Written exercise: Every entry must be copied word for word.

Exercise material:

--- --- ---

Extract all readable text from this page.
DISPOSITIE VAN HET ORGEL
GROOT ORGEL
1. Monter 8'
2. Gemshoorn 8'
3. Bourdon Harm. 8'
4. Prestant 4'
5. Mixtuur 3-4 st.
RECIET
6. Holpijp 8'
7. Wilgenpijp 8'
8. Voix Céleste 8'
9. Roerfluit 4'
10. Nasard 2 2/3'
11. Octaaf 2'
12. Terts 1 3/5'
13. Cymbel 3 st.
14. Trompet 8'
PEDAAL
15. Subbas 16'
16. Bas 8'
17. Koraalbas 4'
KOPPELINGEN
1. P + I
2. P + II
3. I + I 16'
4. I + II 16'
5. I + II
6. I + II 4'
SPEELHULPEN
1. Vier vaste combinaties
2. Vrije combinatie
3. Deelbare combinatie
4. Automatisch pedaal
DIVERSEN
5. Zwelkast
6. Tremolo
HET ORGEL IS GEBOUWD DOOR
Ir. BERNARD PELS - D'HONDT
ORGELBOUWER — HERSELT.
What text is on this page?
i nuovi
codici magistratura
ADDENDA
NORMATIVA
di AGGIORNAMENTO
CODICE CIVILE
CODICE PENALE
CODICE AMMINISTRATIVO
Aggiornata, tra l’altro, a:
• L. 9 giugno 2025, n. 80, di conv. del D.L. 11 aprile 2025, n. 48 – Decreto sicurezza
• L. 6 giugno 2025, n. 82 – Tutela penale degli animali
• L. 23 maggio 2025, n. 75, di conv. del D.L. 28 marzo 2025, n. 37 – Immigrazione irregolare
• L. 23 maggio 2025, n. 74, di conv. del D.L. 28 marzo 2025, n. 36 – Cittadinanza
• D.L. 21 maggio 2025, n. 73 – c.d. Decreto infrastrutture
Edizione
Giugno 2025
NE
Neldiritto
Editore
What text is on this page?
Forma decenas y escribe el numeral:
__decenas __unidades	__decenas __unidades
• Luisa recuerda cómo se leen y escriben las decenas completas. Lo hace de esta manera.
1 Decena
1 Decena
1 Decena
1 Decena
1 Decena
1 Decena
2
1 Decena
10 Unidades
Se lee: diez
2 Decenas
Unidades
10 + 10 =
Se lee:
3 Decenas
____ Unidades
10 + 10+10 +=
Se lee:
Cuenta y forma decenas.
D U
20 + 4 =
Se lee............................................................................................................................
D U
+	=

--- --- ---

Correct result:
Extract all readable text from this page.
DISPOSITIE VAN HET ORGEL
GROOT ORGEL
1. Monter 8'
2. Gemshoorn 8'
3. Bourdon Harm. 8'
4. Prestant 4'
5. Mixtuur 3-4 st.
RECIET
6. Holpijp 8'
7. Wilgenpijp 8'
8. Voix Céleste 8'
9. Roerfluit 4'
10. Nasard 2 2/3'
11. Octaaf 2'
12. Terts 1 3/5'
13. Cymbel 3 st.
14. Trompet 8'
PEDAAL
15. Subbas 16'
16. Bas 8'
17. Koraalbas 4'
KOPPELINGEN
1. P + I
2. P + II
3. I + I 16'
4. I + II 16'
5. I + II
6. I + II 4'
SPEELHULPEN
1. Vier vaste combinaties
2. Vrije combinatie
3. Deelbare combinatie
4. Automatisch pedaal
DIVERSEN
5. Zwelkast
6. Tremolo
HET ORGEL IS GEBOUWD DOOR
Ir. BERNARD PELS - D'HONDT
ORGELBOUWER — HERSELT.
What text is on this page?
i nuovi
codici magistratura
ADDENDA
NORMATIVA
di AGGIORNAMENTO
CODICE CIVILE
CODICE PENALE
CODICE AMMINISTRATIVO
Aggiornata, tra l’altro, a:
• L. 9 giugno 2025, n. 80, di conv. del D.L. 11 aprile 2025, n. 48 – Decreto sicurezza
• L. 6 giugno 2025, n. 82 – Tutela penale degli animali
• L. 23 maggio 2025, n. 75, di conv. del D.L. 28 marzo 2025, n. 37 – Immigrazione irregolare
• L. 23 maggio 2025, n. 74, di conv. del D.L. 28 marzo 2025, n. 36 – Cittadinanza
• D.L. 21 maggio 2025, n. 73 – c.d. Decreto infrastrutture
Edizione
Giugno 2025
NE
Neldiritto
Editore
What text is on this page?
Forma decenas y escribe el numeral:
__decenas __unidades	__decenas __unidades
• Luisa recuerda cómo se leen y escriben las decenas completas. Lo hace de esta manera.
1 Decena
1 Decena
1 Decena
1 Decena
1 Decena
1 Decena
2
1 Decena
10 Unidades
Se lee: diez
2 Decenas
Unidades
10 + 10 =
Se lee:
3 Decenas
____ Unidades
10 + 10+10 +=
Se lee:
Cuenta y forma decenas.
D U
20 + 4 =
Se lee............................................................................................................................
D U
+	=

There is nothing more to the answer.